EXERCISE BRIEF -> Locate the string "panel" throughout the material and copy every line in which it occurs.

DATA EXTRACT ->
--- --- ---

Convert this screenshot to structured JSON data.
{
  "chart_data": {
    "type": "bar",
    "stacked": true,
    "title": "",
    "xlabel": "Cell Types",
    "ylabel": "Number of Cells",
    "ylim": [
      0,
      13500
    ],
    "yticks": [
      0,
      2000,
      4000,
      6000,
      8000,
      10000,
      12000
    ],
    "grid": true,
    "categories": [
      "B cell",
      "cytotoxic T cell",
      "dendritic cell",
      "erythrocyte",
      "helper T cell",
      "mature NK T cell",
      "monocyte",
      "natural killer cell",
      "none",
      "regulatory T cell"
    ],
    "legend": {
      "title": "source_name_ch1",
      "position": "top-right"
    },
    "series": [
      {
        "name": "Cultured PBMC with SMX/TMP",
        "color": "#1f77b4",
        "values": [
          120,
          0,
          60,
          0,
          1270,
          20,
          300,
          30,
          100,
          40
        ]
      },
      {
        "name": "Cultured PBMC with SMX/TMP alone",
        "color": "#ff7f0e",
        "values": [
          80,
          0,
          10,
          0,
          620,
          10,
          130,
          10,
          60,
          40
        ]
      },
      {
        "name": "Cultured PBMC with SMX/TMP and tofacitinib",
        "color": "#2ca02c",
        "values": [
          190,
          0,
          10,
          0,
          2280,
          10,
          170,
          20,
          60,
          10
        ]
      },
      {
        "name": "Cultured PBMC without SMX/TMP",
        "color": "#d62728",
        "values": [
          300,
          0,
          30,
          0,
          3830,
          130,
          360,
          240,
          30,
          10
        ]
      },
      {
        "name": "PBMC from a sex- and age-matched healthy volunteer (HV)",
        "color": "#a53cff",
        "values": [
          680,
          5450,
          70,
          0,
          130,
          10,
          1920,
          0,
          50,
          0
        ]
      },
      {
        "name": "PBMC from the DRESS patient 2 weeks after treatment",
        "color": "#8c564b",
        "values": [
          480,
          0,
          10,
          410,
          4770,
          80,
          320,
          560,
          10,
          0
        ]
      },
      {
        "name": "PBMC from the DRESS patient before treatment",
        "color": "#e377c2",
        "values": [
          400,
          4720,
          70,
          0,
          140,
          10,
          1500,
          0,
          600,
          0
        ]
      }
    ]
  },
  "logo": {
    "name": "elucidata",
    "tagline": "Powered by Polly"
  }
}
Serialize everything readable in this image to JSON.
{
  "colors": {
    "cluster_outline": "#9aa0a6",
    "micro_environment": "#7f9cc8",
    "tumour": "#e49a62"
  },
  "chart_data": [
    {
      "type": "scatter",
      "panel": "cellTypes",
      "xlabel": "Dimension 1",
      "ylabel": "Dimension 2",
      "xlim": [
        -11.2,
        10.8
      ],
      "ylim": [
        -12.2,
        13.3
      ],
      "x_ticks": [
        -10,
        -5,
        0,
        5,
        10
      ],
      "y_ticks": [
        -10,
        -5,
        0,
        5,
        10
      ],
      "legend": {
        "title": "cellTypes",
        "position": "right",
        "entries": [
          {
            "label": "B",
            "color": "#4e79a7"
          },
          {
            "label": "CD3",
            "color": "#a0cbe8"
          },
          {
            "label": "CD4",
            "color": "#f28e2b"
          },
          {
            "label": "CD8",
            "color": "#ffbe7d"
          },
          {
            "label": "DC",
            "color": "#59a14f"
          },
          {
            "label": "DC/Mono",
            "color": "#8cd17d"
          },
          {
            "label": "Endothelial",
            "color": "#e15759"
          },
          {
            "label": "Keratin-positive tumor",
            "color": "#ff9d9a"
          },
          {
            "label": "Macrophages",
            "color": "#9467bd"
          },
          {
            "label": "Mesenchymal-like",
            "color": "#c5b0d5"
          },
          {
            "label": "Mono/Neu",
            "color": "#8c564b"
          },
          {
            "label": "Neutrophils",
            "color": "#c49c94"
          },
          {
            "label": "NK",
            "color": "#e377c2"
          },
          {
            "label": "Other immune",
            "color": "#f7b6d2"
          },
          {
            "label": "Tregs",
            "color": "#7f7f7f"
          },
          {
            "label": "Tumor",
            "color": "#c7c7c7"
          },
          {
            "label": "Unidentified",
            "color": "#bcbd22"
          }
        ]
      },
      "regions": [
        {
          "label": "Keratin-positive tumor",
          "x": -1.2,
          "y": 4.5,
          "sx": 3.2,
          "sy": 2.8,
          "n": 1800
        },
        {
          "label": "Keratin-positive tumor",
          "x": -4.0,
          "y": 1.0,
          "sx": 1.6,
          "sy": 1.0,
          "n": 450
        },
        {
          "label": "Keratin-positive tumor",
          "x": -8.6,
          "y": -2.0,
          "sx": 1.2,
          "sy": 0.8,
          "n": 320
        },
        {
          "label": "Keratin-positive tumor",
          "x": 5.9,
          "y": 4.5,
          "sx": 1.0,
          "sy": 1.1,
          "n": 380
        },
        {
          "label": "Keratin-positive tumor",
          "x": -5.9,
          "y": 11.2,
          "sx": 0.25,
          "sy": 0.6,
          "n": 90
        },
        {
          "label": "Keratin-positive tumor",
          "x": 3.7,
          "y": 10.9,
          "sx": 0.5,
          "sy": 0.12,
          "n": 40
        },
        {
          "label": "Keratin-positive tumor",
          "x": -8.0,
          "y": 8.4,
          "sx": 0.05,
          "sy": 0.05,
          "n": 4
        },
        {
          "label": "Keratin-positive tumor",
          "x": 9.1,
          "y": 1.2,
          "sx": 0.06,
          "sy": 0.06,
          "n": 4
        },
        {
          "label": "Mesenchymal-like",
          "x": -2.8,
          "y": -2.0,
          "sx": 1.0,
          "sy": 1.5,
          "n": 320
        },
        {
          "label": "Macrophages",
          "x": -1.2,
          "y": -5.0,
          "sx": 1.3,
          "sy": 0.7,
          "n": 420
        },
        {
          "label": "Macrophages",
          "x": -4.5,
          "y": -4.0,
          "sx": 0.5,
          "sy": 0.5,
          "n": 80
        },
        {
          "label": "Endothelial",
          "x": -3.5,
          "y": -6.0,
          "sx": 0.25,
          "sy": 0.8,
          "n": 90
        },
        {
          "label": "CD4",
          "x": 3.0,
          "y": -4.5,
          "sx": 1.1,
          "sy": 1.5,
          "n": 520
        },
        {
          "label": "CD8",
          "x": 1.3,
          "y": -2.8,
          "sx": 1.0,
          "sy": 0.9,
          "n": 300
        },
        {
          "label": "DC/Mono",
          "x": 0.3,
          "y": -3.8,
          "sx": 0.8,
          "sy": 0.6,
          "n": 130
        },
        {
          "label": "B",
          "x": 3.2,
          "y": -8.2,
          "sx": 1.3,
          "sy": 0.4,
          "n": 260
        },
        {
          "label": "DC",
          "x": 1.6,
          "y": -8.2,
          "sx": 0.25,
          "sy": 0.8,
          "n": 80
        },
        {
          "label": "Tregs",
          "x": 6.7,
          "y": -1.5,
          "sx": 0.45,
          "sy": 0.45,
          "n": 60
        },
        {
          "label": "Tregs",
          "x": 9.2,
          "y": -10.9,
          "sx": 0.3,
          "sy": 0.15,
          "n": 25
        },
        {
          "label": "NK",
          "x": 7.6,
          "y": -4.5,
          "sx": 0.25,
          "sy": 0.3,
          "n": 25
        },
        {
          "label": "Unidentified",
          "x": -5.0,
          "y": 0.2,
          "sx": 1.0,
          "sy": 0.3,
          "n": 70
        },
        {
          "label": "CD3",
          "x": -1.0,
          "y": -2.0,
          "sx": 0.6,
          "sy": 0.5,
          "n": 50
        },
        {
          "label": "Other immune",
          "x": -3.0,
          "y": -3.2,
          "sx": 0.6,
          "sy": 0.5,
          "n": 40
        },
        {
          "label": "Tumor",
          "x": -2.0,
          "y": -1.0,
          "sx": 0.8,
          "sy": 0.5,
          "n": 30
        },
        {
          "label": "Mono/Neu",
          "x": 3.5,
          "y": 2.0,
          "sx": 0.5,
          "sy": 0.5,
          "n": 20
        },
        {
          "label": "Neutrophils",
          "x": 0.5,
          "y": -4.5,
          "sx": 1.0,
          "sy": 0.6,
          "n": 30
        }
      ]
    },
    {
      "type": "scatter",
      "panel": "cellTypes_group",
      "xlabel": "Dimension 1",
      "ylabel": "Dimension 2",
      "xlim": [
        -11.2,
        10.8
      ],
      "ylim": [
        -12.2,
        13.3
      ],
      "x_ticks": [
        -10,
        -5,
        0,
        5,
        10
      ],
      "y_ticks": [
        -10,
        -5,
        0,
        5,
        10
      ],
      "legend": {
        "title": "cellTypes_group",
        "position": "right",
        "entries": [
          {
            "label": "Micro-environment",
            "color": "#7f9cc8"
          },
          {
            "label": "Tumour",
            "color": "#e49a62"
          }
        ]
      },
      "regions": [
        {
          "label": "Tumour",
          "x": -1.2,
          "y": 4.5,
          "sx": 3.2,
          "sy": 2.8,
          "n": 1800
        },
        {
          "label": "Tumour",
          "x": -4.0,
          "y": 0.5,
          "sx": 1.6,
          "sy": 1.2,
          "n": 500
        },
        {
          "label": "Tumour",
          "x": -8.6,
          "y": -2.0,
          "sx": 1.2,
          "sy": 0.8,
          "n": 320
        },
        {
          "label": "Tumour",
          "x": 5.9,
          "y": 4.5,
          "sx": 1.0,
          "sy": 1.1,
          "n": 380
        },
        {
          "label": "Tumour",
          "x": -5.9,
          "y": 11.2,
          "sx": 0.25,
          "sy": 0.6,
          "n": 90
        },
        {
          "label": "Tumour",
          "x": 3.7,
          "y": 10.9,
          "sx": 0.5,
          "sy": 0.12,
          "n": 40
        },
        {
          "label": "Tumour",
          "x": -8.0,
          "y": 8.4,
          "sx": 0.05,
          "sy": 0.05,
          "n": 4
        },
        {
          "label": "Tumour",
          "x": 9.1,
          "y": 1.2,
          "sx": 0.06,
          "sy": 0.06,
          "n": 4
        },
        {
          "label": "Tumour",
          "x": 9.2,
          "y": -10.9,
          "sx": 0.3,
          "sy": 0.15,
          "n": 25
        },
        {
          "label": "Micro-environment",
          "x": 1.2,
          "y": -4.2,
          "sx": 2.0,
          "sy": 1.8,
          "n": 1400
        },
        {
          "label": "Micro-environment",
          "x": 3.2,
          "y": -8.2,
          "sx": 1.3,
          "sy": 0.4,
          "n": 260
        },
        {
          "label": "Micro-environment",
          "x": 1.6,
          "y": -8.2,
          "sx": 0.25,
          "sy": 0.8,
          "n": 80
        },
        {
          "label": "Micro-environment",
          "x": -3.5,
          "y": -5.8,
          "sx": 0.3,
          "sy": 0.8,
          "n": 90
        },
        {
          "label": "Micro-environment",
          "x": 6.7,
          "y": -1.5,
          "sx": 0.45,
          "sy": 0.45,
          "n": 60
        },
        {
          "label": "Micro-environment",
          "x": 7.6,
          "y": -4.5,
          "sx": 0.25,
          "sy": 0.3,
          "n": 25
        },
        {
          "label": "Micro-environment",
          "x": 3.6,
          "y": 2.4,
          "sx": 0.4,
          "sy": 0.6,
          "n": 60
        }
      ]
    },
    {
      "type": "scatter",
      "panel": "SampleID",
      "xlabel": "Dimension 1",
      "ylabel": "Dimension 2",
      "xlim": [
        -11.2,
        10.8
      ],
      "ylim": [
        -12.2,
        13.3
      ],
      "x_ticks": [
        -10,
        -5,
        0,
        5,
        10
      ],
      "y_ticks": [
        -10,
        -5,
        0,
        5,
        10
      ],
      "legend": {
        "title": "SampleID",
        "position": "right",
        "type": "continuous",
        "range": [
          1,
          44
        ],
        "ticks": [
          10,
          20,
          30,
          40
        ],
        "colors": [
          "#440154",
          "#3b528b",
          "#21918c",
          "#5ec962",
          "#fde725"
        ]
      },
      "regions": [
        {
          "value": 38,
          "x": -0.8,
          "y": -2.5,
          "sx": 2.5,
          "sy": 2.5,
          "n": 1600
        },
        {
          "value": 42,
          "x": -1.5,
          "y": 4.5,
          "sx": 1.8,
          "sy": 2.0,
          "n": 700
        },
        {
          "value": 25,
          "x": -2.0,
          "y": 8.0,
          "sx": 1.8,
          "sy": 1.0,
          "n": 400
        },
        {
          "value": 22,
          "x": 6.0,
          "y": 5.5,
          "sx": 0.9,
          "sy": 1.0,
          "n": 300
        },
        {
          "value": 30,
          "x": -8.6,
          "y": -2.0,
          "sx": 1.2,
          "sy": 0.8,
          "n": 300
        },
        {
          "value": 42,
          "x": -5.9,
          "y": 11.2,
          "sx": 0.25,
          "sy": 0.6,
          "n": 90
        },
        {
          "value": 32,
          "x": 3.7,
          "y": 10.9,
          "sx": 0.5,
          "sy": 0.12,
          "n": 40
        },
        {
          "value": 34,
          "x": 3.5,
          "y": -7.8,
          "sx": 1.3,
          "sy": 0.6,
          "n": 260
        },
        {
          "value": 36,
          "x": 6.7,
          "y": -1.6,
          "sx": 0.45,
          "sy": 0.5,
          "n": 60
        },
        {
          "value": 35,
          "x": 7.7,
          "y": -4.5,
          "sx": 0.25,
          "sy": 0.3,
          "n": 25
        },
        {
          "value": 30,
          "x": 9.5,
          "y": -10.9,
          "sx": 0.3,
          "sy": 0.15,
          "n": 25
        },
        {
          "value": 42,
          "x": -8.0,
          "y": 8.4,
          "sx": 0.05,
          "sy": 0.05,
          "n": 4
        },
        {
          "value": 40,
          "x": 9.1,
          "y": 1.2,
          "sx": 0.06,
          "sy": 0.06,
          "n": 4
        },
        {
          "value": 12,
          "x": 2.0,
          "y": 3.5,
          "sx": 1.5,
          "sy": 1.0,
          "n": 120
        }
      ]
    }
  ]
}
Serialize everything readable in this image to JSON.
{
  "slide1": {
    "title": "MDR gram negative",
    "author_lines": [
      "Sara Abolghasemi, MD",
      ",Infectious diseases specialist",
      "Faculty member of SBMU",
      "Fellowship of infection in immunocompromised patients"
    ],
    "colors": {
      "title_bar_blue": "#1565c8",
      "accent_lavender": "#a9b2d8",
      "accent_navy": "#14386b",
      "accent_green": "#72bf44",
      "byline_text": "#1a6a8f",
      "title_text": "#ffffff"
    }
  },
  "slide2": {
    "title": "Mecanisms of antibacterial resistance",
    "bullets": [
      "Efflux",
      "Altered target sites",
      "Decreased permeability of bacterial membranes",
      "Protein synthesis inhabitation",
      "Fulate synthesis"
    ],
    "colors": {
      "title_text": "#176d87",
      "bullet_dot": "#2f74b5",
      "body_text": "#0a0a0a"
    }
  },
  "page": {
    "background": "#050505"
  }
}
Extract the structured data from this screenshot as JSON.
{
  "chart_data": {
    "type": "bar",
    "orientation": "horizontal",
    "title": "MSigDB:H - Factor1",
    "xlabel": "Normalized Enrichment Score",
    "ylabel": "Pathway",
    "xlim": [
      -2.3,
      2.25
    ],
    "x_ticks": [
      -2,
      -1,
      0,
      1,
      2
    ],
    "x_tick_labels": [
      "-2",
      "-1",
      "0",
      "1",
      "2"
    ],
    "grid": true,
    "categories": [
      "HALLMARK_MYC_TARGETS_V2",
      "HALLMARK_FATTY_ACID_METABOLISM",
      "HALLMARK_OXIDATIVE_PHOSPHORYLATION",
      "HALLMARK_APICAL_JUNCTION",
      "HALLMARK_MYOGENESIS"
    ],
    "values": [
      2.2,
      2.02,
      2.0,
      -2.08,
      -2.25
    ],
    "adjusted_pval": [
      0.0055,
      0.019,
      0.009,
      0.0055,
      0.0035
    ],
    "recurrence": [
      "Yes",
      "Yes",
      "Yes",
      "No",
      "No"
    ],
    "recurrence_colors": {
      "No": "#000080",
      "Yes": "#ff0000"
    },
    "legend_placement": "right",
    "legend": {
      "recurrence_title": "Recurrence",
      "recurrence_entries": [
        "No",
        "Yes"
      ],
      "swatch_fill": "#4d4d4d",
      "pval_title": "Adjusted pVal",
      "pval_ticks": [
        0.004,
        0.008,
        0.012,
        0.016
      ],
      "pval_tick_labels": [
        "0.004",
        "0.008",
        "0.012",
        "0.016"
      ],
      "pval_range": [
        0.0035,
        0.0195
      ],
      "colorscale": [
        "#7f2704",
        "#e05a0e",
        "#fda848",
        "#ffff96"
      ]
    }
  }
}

--- --- ---

SOLUTION TO THIS PROBLEM ->
      "panel": "cellTypes",
      "panel": "cellTypes_group",
      "panel": "SampleID",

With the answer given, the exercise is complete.